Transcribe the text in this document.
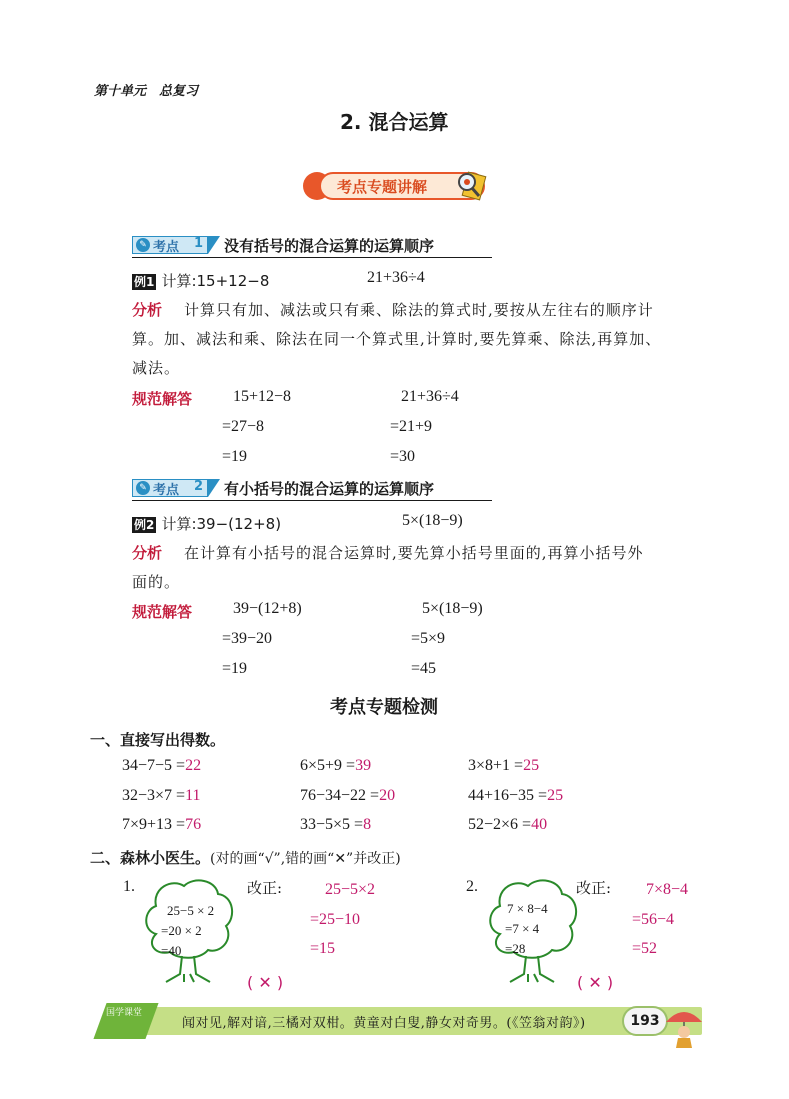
第十单元　总复习
2. 混合运算
考点专题讲解
✎ 考点 1 没有括号的混合运算的运算顺序
例1 计算:15+12−8	21+36÷4
分析 计算只有加、减法或只有乘、除法的算式时,要按从左往右的顺序计
算。加、减法和乘、除法在同一个算式里,计算时,要先算乘、除法,再算加、
减法。
规范解答	15+12−8
=27−8
=19
21+36÷4
=21+9
=30
✎ 考点 2 有小括号的混合运算的运算顺序
例2 计算:39−(12+8)	5×(18−9)
分析 在计算有小括号的混合运算时,要先算小括号里面的,再算小括号外
面的。
规范解答	39−(12+8)
=39−20
=19
5×(18−9)
=5×9
=45
考点专题检测
一、直接写出得数。
34−7−5 =22	6×5+9 =39	3×8+1 =25
32−3×7 =11	76−34−22 =20	44+16−35 =25
7×9+13 =76	33−5×5 =8	52−2×6 =40
二、森林小医生。(对的画“√”,错的画“✕”并改正)
1.
25−5 × 2
=20 × 2
=40
改正:	25−5×2
=25−10
=15
( ✕ )
2.
7 × 8−4
=7 × 4
=28
改正: 7×8−4
=56−4
=52
( ✕ )
国学课堂
闻对见,解对谙,三橘对双柑。黄童对白叟,静女对奇男。(《笠翁对韵》)	193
____
» **Task to carry out**: The records above need to be given again exactly. Omit the pictures.

» **Answer to the exercise**:
Transcribe the text in this document.
第十单元　总复习
2. 混合运算
考点专题讲解
✎ 考点 1 没有括号的混合运算的运算顺序
例1 计算:15+12−8	21+36÷4
分析 计算只有加、减法或只有乘、除法的算式时,要按从左往右的顺序计
算。加、减法和乘、除法在同一个算式里,计算时,要先算乘、除法,再算加、
减法。
规范解答	15+12−8
=27−8
=19
21+36÷4
=21+9
=30
✎ 考点 2 有小括号的混合运算的运算顺序
例2 计算:39−(12+8)	5×(18−9)
分析 在计算有小括号的混合运算时,要先算小括号里面的,再算小括号外
面的。
规范解答	39−(12+8)
=39−20
=19
5×(18−9)
=5×9
=45
考点专题检测
一、直接写出得数。
34−7−5 =22	6×5+9 =39	3×8+1 =25
32−3×7 =11	76−34−22 =20	44+16−35 =25
7×9+13 =76	33−5×5 =8	52−2×6 =40
二、森林小医生。(对的画“√”,错的画“✕”并改正)
1.
25−5 × 2
=20 × 2
=40
改正:	25−5×2
=25−10
=15
( ✕ )
2.
7 × 8−4
=7 × 4
=28
改正: 7×8−4
=56−4
=52
( ✕ )
国学课堂
闻对见,解对谙,三橘对双柑。黄童对白叟,静女对奇男。(《笠翁对韵》)	193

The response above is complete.